OBJECTIVE: Write out every line of the data below exactly as it appears, keeping the same order.
※
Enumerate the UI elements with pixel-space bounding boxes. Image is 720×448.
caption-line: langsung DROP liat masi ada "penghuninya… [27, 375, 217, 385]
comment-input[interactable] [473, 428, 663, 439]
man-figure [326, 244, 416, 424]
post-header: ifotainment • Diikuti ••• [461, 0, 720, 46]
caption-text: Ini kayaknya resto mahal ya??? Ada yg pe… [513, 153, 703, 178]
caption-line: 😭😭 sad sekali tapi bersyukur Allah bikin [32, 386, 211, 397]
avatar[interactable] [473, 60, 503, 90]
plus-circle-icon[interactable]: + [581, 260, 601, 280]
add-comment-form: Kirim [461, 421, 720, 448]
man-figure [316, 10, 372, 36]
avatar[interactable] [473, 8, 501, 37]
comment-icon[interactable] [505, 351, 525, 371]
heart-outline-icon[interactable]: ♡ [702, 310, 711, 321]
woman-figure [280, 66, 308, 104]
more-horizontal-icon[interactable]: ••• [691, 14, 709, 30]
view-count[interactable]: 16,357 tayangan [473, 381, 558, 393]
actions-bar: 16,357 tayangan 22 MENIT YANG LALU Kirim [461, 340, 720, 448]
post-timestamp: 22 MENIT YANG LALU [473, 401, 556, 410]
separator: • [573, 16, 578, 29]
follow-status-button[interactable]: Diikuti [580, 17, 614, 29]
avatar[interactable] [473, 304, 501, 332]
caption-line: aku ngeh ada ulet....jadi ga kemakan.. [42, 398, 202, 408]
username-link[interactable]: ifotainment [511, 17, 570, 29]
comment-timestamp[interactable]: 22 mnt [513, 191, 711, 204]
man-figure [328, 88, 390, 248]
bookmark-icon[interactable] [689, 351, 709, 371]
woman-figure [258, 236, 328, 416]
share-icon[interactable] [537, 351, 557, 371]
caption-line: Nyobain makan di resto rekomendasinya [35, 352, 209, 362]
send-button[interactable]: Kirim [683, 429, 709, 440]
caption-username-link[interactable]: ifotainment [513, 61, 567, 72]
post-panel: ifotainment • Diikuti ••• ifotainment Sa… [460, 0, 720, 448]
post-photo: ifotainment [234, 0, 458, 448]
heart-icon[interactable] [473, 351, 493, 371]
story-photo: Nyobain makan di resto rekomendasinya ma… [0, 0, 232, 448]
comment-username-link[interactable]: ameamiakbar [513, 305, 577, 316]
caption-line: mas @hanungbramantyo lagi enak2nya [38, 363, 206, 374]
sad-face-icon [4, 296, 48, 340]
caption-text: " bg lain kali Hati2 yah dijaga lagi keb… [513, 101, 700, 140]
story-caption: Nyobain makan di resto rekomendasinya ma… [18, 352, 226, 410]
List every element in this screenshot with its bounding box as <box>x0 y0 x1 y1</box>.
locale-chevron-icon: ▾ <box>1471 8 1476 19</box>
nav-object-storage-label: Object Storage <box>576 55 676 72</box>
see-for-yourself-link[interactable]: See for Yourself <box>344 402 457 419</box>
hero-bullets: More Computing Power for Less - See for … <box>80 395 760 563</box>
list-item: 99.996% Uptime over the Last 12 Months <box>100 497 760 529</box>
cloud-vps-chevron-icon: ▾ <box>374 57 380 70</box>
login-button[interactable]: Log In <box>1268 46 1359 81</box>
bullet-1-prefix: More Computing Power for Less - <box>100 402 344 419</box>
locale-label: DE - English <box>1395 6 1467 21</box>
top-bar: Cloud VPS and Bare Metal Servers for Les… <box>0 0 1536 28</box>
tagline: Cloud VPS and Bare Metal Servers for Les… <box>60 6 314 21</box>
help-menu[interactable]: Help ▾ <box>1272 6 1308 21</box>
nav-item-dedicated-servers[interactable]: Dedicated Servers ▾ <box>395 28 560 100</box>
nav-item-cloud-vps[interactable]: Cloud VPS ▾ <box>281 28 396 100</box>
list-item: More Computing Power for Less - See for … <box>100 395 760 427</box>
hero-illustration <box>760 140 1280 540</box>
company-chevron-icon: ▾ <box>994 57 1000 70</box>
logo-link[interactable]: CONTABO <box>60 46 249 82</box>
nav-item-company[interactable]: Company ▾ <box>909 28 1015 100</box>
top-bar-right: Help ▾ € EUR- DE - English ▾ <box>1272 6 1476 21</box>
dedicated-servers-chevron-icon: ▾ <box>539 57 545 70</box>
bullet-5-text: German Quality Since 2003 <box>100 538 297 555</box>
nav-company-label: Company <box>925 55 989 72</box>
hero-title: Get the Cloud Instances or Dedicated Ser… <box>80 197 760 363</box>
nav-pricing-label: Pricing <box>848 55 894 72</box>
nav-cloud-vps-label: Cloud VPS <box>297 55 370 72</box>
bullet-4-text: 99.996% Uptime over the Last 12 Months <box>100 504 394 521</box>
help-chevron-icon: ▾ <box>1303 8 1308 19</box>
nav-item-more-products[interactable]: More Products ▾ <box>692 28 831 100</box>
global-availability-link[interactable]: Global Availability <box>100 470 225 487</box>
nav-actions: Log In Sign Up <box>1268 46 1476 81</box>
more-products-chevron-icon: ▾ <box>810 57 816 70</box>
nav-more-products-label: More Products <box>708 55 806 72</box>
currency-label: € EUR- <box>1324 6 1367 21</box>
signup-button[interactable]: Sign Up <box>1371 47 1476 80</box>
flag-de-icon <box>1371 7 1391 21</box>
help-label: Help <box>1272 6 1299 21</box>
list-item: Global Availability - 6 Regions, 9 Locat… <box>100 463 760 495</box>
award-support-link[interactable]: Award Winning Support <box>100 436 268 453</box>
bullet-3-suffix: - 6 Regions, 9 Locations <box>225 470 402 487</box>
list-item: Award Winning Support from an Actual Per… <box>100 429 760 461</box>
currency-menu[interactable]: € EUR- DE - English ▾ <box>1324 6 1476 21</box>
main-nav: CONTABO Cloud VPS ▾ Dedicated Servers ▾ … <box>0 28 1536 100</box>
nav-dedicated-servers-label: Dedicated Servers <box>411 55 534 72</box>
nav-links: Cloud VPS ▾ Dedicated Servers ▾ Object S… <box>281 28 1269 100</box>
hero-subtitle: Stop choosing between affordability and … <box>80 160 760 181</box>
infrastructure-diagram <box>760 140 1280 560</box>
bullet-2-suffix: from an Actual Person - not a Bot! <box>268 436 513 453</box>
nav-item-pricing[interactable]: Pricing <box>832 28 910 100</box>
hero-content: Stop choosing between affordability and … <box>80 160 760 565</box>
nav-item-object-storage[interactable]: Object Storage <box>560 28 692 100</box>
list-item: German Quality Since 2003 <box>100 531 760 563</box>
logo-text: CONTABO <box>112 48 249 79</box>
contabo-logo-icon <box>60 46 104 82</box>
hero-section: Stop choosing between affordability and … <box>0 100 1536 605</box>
※
SOLUTION FOR THIS EXERCISE:
Enumerate the UI elements with pixel-space bounding boxes. Image is 720×448.
caption-line: langsung DROP liat masi ada "penghuninya… [27, 375, 217, 385]
comment-input[interactable] [473, 428, 663, 439]
man-figure [326, 244, 416, 424]
post-header: ifotainment • Diikuti ••• [461, 0, 720, 46]
caption-text: Ini kayaknya resto mahal ya??? Ada yg pe… [513, 153, 703, 178]
caption-line: 😭😭 sad sekali tapi bersyukur Allah bikin [32, 386, 211, 397]
avatar[interactable] [473, 60, 503, 90]
plus-circle-icon[interactable]: + [581, 260, 601, 280]
add-comment-form: Kirim [461, 421, 720, 448]
man-figure [316, 10, 372, 36]
avatar[interactable] [473, 8, 501, 37]
comment-icon[interactable] [505, 351, 525, 371]
heart-outline-icon[interactable]: ♡ [702, 310, 711, 321]
woman-figure [280, 66, 308, 104]
more-horizontal-icon[interactable]: ••• [691, 14, 709, 30]
view-count[interactable]: 16,357 tayangan [473, 381, 558, 393]
actions-bar: 16,357 tayangan 22 MENIT YANG LALU Kirim [461, 340, 720, 448]
post-timestamp: 22 MENIT YANG LALU [473, 401, 556, 410]
separator: • [573, 16, 578, 29]
follow-status-button[interactable]: Diikuti [580, 17, 614, 29]
avatar[interactable] [473, 304, 501, 332]
caption-line: aku ngeh ada ulet....jadi ga kemakan.. [42, 398, 202, 408]
username-link[interactable]: ifotainment [511, 17, 570, 29]
comment-timestamp[interactable]: 22 mnt [513, 191, 711, 204]
man-figure [328, 88, 390, 248]
bookmark-icon[interactable] [689, 351, 709, 371]
woman-figure [258, 236, 328, 416]
share-icon[interactable] [537, 351, 557, 371]
caption-line: Nyobain makan di resto rekomendasinya [35, 352, 209, 362]
send-button[interactable]: Kirim [683, 429, 709, 440]
caption-username-link[interactable]: ifotainment [513, 61, 567, 72]
post-panel: ifotainment • Diikuti ••• ifotainment Sa… [460, 0, 720, 448]
post-photo: ifotainment [234, 0, 458, 448]
heart-icon[interactable] [473, 351, 493, 371]
story-photo: Nyobain makan di resto rekomendasinya ma… [0, 0, 232, 448]
comment-username-link[interactable]: ameamiakbar [513, 305, 577, 316]
caption-line: mas @hanungbramantyo lagi enak2nya [38, 363, 206, 374]
sad-face-icon [4, 296, 48, 340]
caption-text: " bg lain kali Hati2 yah dijaga lagi keb… [513, 101, 700, 140]
story-caption: Nyobain makan di resto rekomendasinya ma… [18, 352, 226, 410]
List every element in this screenshot with its bounding box as <box>x0 y0 x1 y1</box>.
locale-chevron-icon: ▾ <box>1471 8 1476 19</box>
nav-object-storage-label: Object Storage <box>576 55 676 72</box>
see-for-yourself-link[interactable]: See for Yourself <box>344 402 457 419</box>
hero-bullets: More Computing Power for Less - See for … <box>80 395 760 563</box>
list-item: 99.996% Uptime over the Last 12 Months <box>100 497 760 529</box>
cloud-vps-chevron-icon: ▾ <box>374 57 380 70</box>
login-button[interactable]: Log In <box>1268 46 1359 81</box>
bullet-1-prefix: More Computing Power for Less - <box>100 402 344 419</box>
locale-label: DE - English <box>1395 6 1467 21</box>
top-bar: Cloud VPS and Bare Metal Servers for Les… <box>0 0 1536 28</box>
tagline: Cloud VPS and Bare Metal Servers for Les… <box>60 6 314 21</box>
help-menu[interactable]: Help ▾ <box>1272 6 1308 21</box>
nav-item-dedicated-servers[interactable]: Dedicated Servers ▾ <box>395 28 560 100</box>
nav-item-cloud-vps[interactable]: Cloud VPS ▾ <box>281 28 396 100</box>
list-item: More Computing Power for Less - See for … <box>100 395 760 427</box>
hero-illustration <box>760 140 1280 540</box>
company-chevron-icon: ▾ <box>994 57 1000 70</box>
logo-link[interactable]: CONTABO <box>60 46 249 82</box>
nav-item-company[interactable]: Company ▾ <box>909 28 1015 100</box>
top-bar-right: Help ▾ € EUR- DE - English ▾ <box>1272 6 1476 21</box>
dedicated-servers-chevron-icon: ▾ <box>539 57 545 70</box>
bullet-5-text: German Quality Since 2003 <box>100 538 297 555</box>
nav-company-label: Company <box>925 55 989 72</box>
hero-title: Get the Cloud Instances or Dedicated Ser… <box>80 197 760 363</box>
nav-pricing-label: Pricing <box>848 55 894 72</box>
nav-cloud-vps-label: Cloud VPS <box>297 55 370 72</box>
bullet-4-text: 99.996% Uptime over the Last 12 Months <box>100 504 394 521</box>
help-chevron-icon: ▾ <box>1303 8 1308 19</box>
nav-item-more-products[interactable]: More Products ▾ <box>692 28 831 100</box>
global-availability-link[interactable]: Global Availability <box>100 470 225 487</box>
nav-actions: Log In Sign Up <box>1268 46 1476 81</box>
more-products-chevron-icon: ▾ <box>810 57 816 70</box>
nav-more-products-label: More Products <box>708 55 806 72</box>
currency-label: € EUR- <box>1324 6 1367 21</box>
signup-button[interactable]: Sign Up <box>1371 47 1476 80</box>
flag-de-icon <box>1371 7 1391 21</box>
help-label: Help <box>1272 6 1299 21</box>
list-item: Global Availability - 6 Regions, 9 Locat… <box>100 463 760 495</box>
award-support-link[interactable]: Award Winning Support <box>100 436 268 453</box>
bullet-3-suffix: - 6 Regions, 9 Locations <box>225 470 402 487</box>
list-item: Award Winning Support from an Actual Per… <box>100 429 760 461</box>
currency-menu[interactable]: € EUR- DE - English ▾ <box>1324 6 1476 21</box>
main-nav: CONTABO Cloud VPS ▾ Dedicated Servers ▾ … <box>0 28 1536 100</box>
nav-dedicated-servers-label: Dedicated Servers <box>411 55 534 72</box>
nav-links: Cloud VPS ▾ Dedicated Servers ▾ Object S… <box>281 28 1269 100</box>
hero-subtitle: Stop choosing between affordability and … <box>80 160 760 181</box>
infrastructure-diagram <box>760 140 1280 560</box>
bullet-2-suffix: from an Actual Person - not a Bot! <box>268 436 513 453</box>
nav-item-pricing[interactable]: Pricing <box>832 28 910 100</box>
hero-content: Stop choosing between affordability and … <box>80 160 760 565</box>
nav-item-object-storage[interactable]: Object Storage <box>560 28 692 100</box>
list-item: German Quality Since 2003 <box>100 531 760 563</box>
logo-text: CONTABO <box>112 48 249 79</box>
contabo-logo-icon <box>60 46 104 82</box>
hero-section: Stop choosing between affordability and … <box>0 100 1536 605</box>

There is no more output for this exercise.